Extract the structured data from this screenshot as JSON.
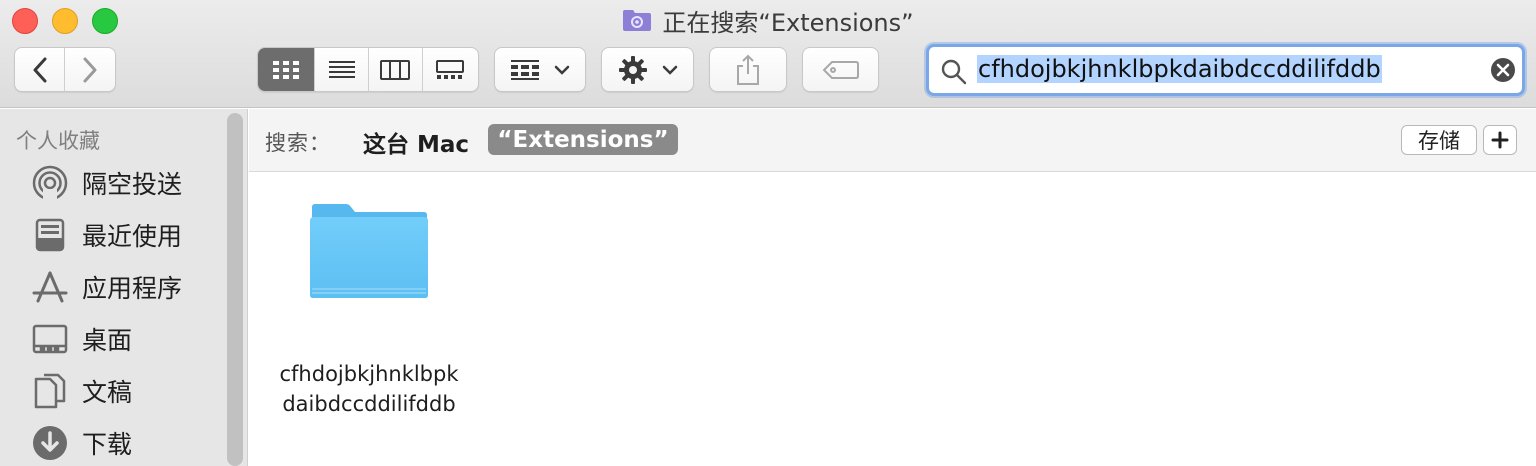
{
  "window": {
    "title": "正在搜索“Extensions”"
  },
  "toolbar": {
    "back_icon": "chevron-left-icon",
    "forward_icon": "chevron-right-icon",
    "view_modes": [
      "icon-view-icon",
      "list-view-icon",
      "column-view-icon",
      "gallery-view-icon"
    ],
    "active_view": "icon-view-icon",
    "group_icon": "group-by-icon",
    "action_icon": "gear-icon",
    "share_icon": "share-icon",
    "tag_icon": "tag-icon"
  },
  "search": {
    "query": "cfhdojbkjhnklbpkdaibdccddilifddb",
    "search_icon": "magnifier-icon",
    "clear_icon": "clear-icon"
  },
  "sidebar": {
    "header": "个人收藏",
    "items": [
      {
        "label": "隔空投送",
        "icon": "airdrop-icon"
      },
      {
        "label": "最近使用",
        "icon": "recents-icon"
      },
      {
        "label": "应用程序",
        "icon": "applications-icon"
      },
      {
        "label": "桌面",
        "icon": "desktop-icon"
      },
      {
        "label": "文稿",
        "icon": "documents-icon"
      },
      {
        "label": "下载",
        "icon": "downloads-icon"
      }
    ]
  },
  "scope": {
    "label": "搜索：",
    "this_mac": "这台 Mac",
    "folder": "“Extensions”",
    "save_label": "存储"
  },
  "results": [
    {
      "name_line1": "cfhdojbkjhnklbpk",
      "name_line2": "daibdccddilifddb",
      "icon": "folder-icon"
    }
  ],
  "colors": {
    "accent": "#7aa7e8",
    "selection": "#b3d4ff",
    "folder": "#6ec6f5"
  }
}
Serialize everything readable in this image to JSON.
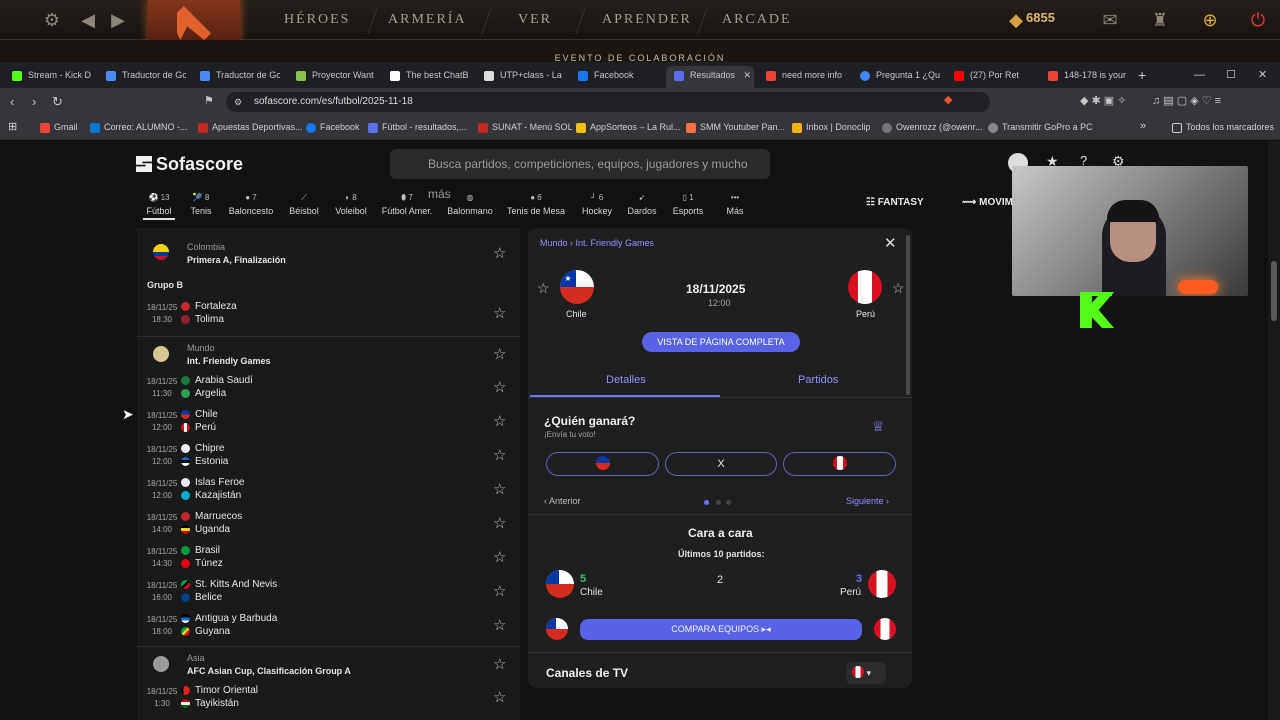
{
  "game_bar": {
    "nav": [
      "HÉROES",
      "ARMERÍA",
      "VER",
      "APRENDER",
      "ARCADE"
    ],
    "coins": "6855",
    "event": "EVENTO DE COLABORACIÓN"
  },
  "browser": {
    "tabs": [
      {
        "label": "Stream - Kick D",
        "color": "#53fc18"
      },
      {
        "label": "Traductor de Go",
        "color": "#4a8af4"
      },
      {
        "label": "Traductor de Go",
        "color": "#4a8af4"
      },
      {
        "label": "Proyector Want",
        "color": "#8bc34a"
      },
      {
        "label": "The best ChatB",
        "color": "#ffffff"
      },
      {
        "label": "UTP+class - La",
        "color": "#dddddd"
      },
      {
        "label": "Facebook",
        "color": "#1877f2"
      },
      {
        "label": "Resultados",
        "color": "#5a6cf0"
      },
      {
        "label": "need more info",
        "color": "#ea4335"
      },
      {
        "label": "Pregunta 1 ¿Qu",
        "color": "#4285f4"
      },
      {
        "label": "(27) Por Ret",
        "color": "#ff0000"
      },
      {
        "label": "148-178 is your",
        "color": "#ea4335"
      }
    ],
    "url": "sofascore.com/es/futbol/2025-11-18",
    "bookmarks": [
      "Gmail",
      "Correo: ALUMNO -...",
      "Apuestas Deportivas...",
      "Facebook",
      "Fútbol - resultados,...",
      "SUNAT - Menú SOL",
      "AppSorteos – La Rul...",
      "SMM Youtuber Pan...",
      "Inbox | Donoclip",
      "Owenrozz (@owenr...",
      "Transmitir GoPro a PC"
    ],
    "all_bookmarks": "Todos los marcadores"
  },
  "site": {
    "logo": "Sofascore",
    "search_placeholder": "Busca partidos, competiciones, equipos, jugadores y mucho más",
    "sports": [
      {
        "count": "13",
        "label": "Fútbol"
      },
      {
        "count": "8",
        "label": "Tenis"
      },
      {
        "count": "7",
        "label": "Baloncesto"
      },
      {
        "count": "",
        "label": "Béisbol"
      },
      {
        "count": "8",
        "label": "Voleibol"
      },
      {
        "count": "7",
        "label": "Fútbol Amer."
      },
      {
        "count": "",
        "label": "Balonmano"
      },
      {
        "count": "6",
        "label": "Tenis de Mesa"
      },
      {
        "count": "6",
        "label": "Hockey"
      },
      {
        "count": "",
        "label": "Dardos"
      },
      {
        "count": "1",
        "label": "Esports"
      },
      {
        "count": "",
        "label": "Más"
      }
    ],
    "fantasy": "FANTASY",
    "movil": "MOVIM"
  },
  "list": {
    "colombia": {
      "region": "Colombia",
      "league": "Primera A, Finalización",
      "group": "Grupo B",
      "match": {
        "date": "18/11/25",
        "time": "18:30",
        "home": "Fortaleza",
        "away": "Tolima"
      }
    },
    "friendly": {
      "region": "Mundo",
      "league": "Int. Friendly Games",
      "matches": [
        {
          "date": "18/11/25",
          "time": "11:30",
          "home": "Arabia Saudí",
          "away": "Argelia"
        },
        {
          "date": "18/11/25",
          "time": "12:00",
          "home": "Chile",
          "away": "Perú"
        },
        {
          "date": "18/11/25",
          "time": "12:00",
          "home": "Chipre",
          "away": "Estonia"
        },
        {
          "date": "18/11/25",
          "time": "12:00",
          "home": "Islas Feroe",
          "away": "Kazajistán"
        },
        {
          "date": "18/11/25",
          "time": "14:00",
          "home": "Marruecos",
          "away": "Uganda"
        },
        {
          "date": "18/11/25",
          "time": "14:30",
          "home": "Brasil",
          "away": "Túnez"
        },
        {
          "date": "18/11/25",
          "time": "16:00",
          "home": "St. Kitts And Nevis",
          "away": "Belice"
        },
        {
          "date": "18/11/25",
          "time": "18:00",
          "home": "Antigua y Barbuda",
          "away": "Guyana"
        }
      ]
    },
    "asia": {
      "region": "Asia",
      "league": "AFC Asian Cup, Clasificación Group A",
      "match": {
        "date": "18/11/25",
        "time": "1:30",
        "home": "Timor Oriental",
        "away": "Tayikistán"
      }
    }
  },
  "panel": {
    "breadcrumb": [
      "Mundo",
      "Int. Friendly Games"
    ],
    "date": "18/11/2025",
    "time": "12:00",
    "home": "Chile",
    "away": "Perú",
    "full_view": "VISTA DE PÁGINA COMPLETA",
    "tabs": [
      "Detalles",
      "Partidos"
    ],
    "who_wins": "¿Quién ganará?",
    "vote_sub": "¡Envía tu voto!",
    "draw": "X",
    "prev": "Anterior",
    "next": "Siguiente",
    "h2h_title": "Cara a cara",
    "h2h_sub": "Últimos 10 partidos:",
    "h2h": {
      "home_wins": "5",
      "draws": "2",
      "away_wins": "3"
    },
    "compare": "COMPARA EQUIPOS",
    "tv": "Canales de TV"
  }
}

[Exercise] List all lines in the material containing the string "time".

[Answer to the task]
        "time": "18:30",
          "time": "11:30",
          "time": "12:00",
          "time": "12:00",
          "time": "12:00",
          "time": "14:00",
          "time": "14:30",
          "time": "16:00",
          "time": "18:00",
        "time": "1:30",
    "time": "12:00",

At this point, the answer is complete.